-- START DATASET ROWS --

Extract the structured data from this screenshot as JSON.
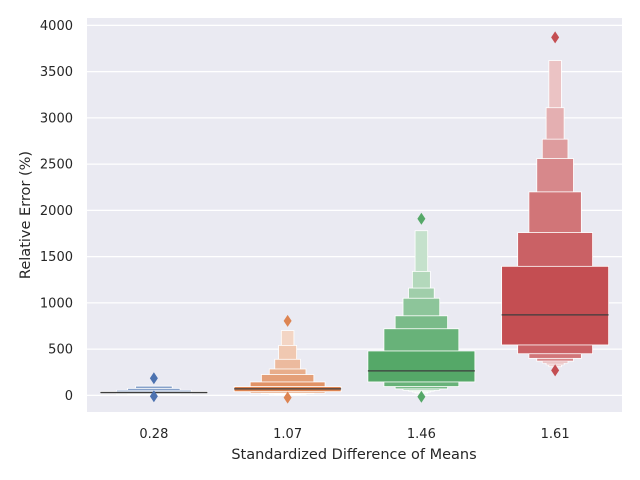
{
  "chart_data": {
    "type": "boxen",
    "title": "",
    "xlabel": "Standardized Difference of Means",
    "ylabel": "Relative Error (%)",
    "ylim": [
      -180,
      4080
    ],
    "yticks": [
      0,
      500,
      1000,
      1500,
      2000,
      2500,
      3000,
      3500,
      4000
    ],
    "grid": true,
    "categories": [
      "0.28",
      "1.07",
      "1.46",
      "1.61"
    ],
    "colors": [
      "#4c72b0",
      "#dd8452",
      "#55a868",
      "#c44e52"
    ],
    "series": [
      {
        "category": "0.28",
        "median": 30,
        "boxes": [
          {
            "low": 22,
            "high": 40
          },
          {
            "low": 15,
            "high": 55
          },
          {
            "low": 10,
            "high": 75
          },
          {
            "low": 6,
            "high": 100
          }
        ],
        "outliers": [
          185,
          -10
        ]
      },
      {
        "category": "1.07",
        "median": 70,
        "boxes": [
          {
            "low": 40,
            "high": 95
          },
          {
            "low": 25,
            "high": 145
          },
          {
            "low": 18,
            "high": 225
          },
          {
            "low": 12,
            "high": 285
          },
          {
            "low": 8,
            "high": 390
          },
          {
            "low": 5,
            "high": 540
          },
          {
            "low": 3,
            "high": 700
          }
        ],
        "outliers": [
          805,
          -25
        ]
      },
      {
        "category": "1.46",
        "median": 265,
        "boxes": [
          {
            "low": 145,
            "high": 480
          },
          {
            "low": 95,
            "high": 720
          },
          {
            "low": 70,
            "high": 860
          },
          {
            "low": 55,
            "high": 1050
          },
          {
            "low": 45,
            "high": 1160
          },
          {
            "low": 35,
            "high": 1340
          },
          {
            "low": 25,
            "high": 1780
          }
        ],
        "outliers": [
          1910,
          -15
        ]
      },
      {
        "category": "1.61",
        "median": 870,
        "boxes": [
          {
            "low": 545,
            "high": 1395
          },
          {
            "low": 450,
            "high": 1760
          },
          {
            "low": 400,
            "high": 2200
          },
          {
            "low": 370,
            "high": 2560
          },
          {
            "low": 350,
            "high": 2770
          },
          {
            "low": 330,
            "high": 3110
          },
          {
            "low": 310,
            "high": 3620
          }
        ],
        "outliers": [
          3870,
          270
        ]
      }
    ]
  }
}
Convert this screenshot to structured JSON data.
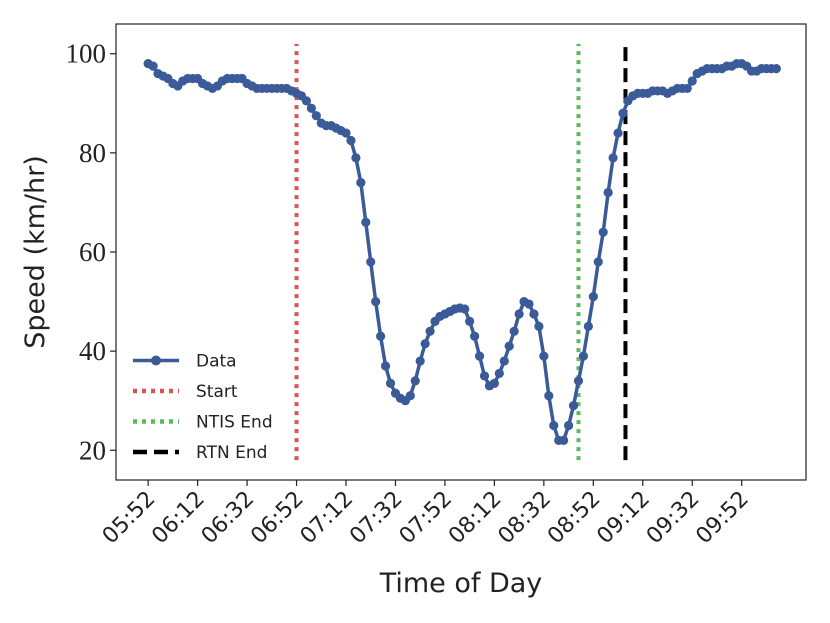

-- END DATASET ROWS --

- [WHAT NEEDS TO BE DONE]: Of the lines above, copy each that contains "structured".

- [ANSWER FOR THIS EXERCISE]:
Extract the structured data from this screenshot as JSON.
Convert this screenshot to structured JSON data.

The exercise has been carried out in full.